[Dataset entries]

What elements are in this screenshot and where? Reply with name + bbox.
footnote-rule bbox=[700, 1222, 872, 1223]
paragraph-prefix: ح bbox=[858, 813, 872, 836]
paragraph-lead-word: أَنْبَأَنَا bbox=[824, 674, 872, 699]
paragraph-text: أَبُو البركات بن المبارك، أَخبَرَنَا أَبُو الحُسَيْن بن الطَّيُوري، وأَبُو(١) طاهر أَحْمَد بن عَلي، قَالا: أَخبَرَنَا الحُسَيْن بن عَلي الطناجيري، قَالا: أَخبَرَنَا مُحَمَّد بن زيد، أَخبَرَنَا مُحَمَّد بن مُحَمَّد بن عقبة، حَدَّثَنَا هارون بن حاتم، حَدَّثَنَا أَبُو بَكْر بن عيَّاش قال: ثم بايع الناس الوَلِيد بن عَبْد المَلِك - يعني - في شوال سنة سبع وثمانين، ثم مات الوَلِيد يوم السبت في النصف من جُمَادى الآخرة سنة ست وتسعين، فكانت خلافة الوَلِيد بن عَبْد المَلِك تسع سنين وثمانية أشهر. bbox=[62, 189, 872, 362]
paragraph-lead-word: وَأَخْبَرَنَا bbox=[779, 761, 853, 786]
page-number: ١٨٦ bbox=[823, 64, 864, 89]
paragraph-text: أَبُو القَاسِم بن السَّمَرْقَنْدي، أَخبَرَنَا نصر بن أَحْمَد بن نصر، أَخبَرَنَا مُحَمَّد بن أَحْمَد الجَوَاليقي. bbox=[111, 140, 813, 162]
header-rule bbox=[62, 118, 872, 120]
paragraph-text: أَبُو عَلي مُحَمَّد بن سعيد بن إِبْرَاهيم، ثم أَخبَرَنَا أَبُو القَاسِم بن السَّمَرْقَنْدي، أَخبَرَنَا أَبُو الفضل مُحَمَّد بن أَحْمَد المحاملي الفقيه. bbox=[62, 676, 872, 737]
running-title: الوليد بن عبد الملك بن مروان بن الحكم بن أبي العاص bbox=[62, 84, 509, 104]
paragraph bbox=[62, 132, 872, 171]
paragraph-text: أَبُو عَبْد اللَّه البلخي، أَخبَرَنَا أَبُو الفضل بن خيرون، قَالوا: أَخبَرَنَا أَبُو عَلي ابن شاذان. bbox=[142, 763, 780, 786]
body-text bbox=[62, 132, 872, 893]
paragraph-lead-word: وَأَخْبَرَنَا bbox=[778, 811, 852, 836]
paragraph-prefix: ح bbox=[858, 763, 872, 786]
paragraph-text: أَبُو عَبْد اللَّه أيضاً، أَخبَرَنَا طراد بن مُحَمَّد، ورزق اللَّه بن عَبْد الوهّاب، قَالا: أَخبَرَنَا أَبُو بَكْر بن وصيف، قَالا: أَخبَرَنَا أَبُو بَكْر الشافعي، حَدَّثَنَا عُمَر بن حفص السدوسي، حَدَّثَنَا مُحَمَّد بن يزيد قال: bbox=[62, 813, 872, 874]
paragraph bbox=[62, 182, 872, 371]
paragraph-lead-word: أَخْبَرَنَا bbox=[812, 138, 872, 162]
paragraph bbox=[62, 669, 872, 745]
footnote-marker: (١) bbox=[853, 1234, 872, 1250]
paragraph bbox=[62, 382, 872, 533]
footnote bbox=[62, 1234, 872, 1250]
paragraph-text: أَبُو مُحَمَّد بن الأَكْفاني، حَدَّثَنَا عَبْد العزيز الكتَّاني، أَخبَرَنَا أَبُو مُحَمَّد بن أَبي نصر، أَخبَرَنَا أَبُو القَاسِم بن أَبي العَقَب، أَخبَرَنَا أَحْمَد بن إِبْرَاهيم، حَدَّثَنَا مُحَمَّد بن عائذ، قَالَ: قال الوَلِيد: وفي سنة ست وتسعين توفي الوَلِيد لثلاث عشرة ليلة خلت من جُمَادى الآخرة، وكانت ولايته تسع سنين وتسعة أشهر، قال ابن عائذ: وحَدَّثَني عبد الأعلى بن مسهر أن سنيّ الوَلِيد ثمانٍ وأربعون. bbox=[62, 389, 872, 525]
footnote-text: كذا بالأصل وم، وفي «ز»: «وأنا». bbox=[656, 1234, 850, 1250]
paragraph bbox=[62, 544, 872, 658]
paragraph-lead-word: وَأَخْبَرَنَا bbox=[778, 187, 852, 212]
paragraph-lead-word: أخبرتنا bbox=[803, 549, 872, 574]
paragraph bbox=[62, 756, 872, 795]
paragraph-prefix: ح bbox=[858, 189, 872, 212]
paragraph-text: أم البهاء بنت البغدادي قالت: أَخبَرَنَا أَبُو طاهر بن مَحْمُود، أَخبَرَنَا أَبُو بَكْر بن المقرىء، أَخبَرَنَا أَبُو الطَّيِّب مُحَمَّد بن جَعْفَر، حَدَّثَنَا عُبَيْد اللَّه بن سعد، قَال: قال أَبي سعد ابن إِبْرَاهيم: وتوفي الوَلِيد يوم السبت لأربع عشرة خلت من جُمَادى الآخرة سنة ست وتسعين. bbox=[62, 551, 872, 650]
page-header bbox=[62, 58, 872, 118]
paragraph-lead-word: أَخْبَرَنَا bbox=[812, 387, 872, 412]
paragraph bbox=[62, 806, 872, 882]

### What is expected:
Print all of the rows above once more, character for character, with nothing changed or left out.

### The solution:
What elements are in this screenshot and where? Reply with name + bbox.
footnote-rule bbox=[700, 1222, 872, 1223]
paragraph-prefix: ح bbox=[858, 813, 872, 836]
paragraph-lead-word: أَنْبَأَنَا bbox=[824, 674, 872, 699]
paragraph-text: أَبُو البركات بن المبارك، أَخبَرَنَا أَبُو الحُسَيْن بن الطَّيُوري، وأَبُو(١) طاهر أَحْمَد بن عَلي، قَالا: أَخبَرَنَا الحُسَيْن بن عَلي الطناجيري، قَالا: أَخبَرَنَا مُحَمَّد بن زيد، أَخبَرَنَا مُحَمَّد بن مُحَمَّد بن عقبة، حَدَّثَنَا هارون بن حاتم، حَدَّثَنَا أَبُو بَكْر بن عيَّاش قال: ثم بايع الناس الوَلِيد بن عَبْد المَلِك - يعني - في شوال سنة سبع وثمانين، ثم مات الوَلِيد يوم السبت في النصف من جُمَادى الآخرة سنة ست وتسعين، فكانت خلافة الوَلِيد بن عَبْد المَلِك تسع سنين وثمانية أشهر. bbox=[62, 189, 872, 362]
paragraph-lead-word: وَأَخْبَرَنَا bbox=[779, 761, 853, 786]
page-number: ١٨٦ bbox=[823, 64, 864, 89]
paragraph-text: أَبُو القَاسِم بن السَّمَرْقَنْدي، أَخبَرَنَا نصر بن أَحْمَد بن نصر، أَخبَرَنَا مُحَمَّد بن أَحْمَد الجَوَاليقي. bbox=[111, 140, 813, 162]
header-rule bbox=[62, 118, 872, 120]
paragraph-text: أَبُو عَلي مُحَمَّد بن سعيد بن إِبْرَاهيم، ثم أَخبَرَنَا أَبُو القَاسِم بن السَّمَرْقَنْدي، أَخبَرَنَا أَبُو الفضل مُحَمَّد بن أَحْمَد المحاملي الفقيه. bbox=[62, 676, 872, 737]
running-title: الوليد بن عبد الملك بن مروان بن الحكم بن أبي العاص bbox=[62, 84, 509, 104]
paragraph bbox=[62, 132, 872, 171]
paragraph-text: أَبُو عَبْد اللَّه البلخي، أَخبَرَنَا أَبُو الفضل بن خيرون، قَالوا: أَخبَرَنَا أَبُو عَلي ابن شاذان. bbox=[142, 763, 780, 786]
body-text bbox=[62, 132, 872, 893]
paragraph-lead-word: وَأَخْبَرَنَا bbox=[778, 811, 852, 836]
paragraph-prefix: ح bbox=[858, 763, 872, 786]
paragraph-text: أَبُو عَبْد اللَّه أيضاً، أَخبَرَنَا طراد بن مُحَمَّد، ورزق اللَّه بن عَبْد الوهّاب، قَالا: أَخبَرَنَا أَبُو بَكْر بن وصيف، قَالا: أَخبَرَنَا أَبُو بَكْر الشافعي، حَدَّثَنَا عُمَر بن حفص السدوسي، حَدَّثَنَا مُحَمَّد بن يزيد قال: bbox=[62, 813, 872, 874]
paragraph bbox=[62, 182, 872, 371]
paragraph-lead-word: أَخْبَرَنَا bbox=[812, 138, 872, 162]
paragraph bbox=[62, 669, 872, 745]
footnote-marker: (١) bbox=[853, 1234, 872, 1250]
paragraph bbox=[62, 382, 872, 533]
footnote bbox=[62, 1234, 872, 1250]
paragraph-text: أَبُو مُحَمَّد بن الأَكْفاني، حَدَّثَنَا عَبْد العزيز الكتَّاني، أَخبَرَنَا أَبُو مُحَمَّد بن أَبي نصر، أَخبَرَنَا أَبُو القَاسِم بن أَبي العَقَب، أَخبَرَنَا أَحْمَد بن إِبْرَاهيم، حَدَّثَنَا مُحَمَّد بن عائذ، قَالَ: قال الوَلِيد: وفي سنة ست وتسعين توفي الوَلِيد لثلاث عشرة ليلة خلت من جُمَادى الآخرة، وكانت ولايته تسع سنين وتسعة أشهر، قال ابن عائذ: وحَدَّثَني عبد الأعلى بن مسهر أن سنيّ الوَلِيد ثمانٍ وأربعون. bbox=[62, 389, 872, 525]
footnote-text: كذا بالأصل وم، وفي «ز»: «وأنا». bbox=[656, 1234, 850, 1250]
paragraph bbox=[62, 544, 872, 658]
paragraph-lead-word: وَأَخْبَرَنَا bbox=[778, 187, 852, 212]
paragraph-lead-word: أخبرتنا bbox=[803, 549, 872, 574]
paragraph bbox=[62, 756, 872, 795]
paragraph-prefix: ح bbox=[858, 189, 872, 212]
paragraph-text: أم البهاء بنت البغدادي قالت: أَخبَرَنَا أَبُو طاهر بن مَحْمُود، أَخبَرَنَا أَبُو بَكْر بن المقرىء، أَخبَرَنَا أَبُو الطَّيِّب مُحَمَّد بن جَعْفَر، حَدَّثَنَا عُبَيْد اللَّه بن سعد، قَال: قال أَبي سعد ابن إِبْرَاهيم: وتوفي الوَلِيد يوم السبت لأربع عشرة خلت من جُمَادى الآخرة سنة ست وتسعين. bbox=[62, 551, 872, 650]
page-header bbox=[62, 58, 872, 118]
paragraph-lead-word: أَخْبَرَنَا bbox=[812, 387, 872, 412]
paragraph bbox=[62, 806, 872, 882]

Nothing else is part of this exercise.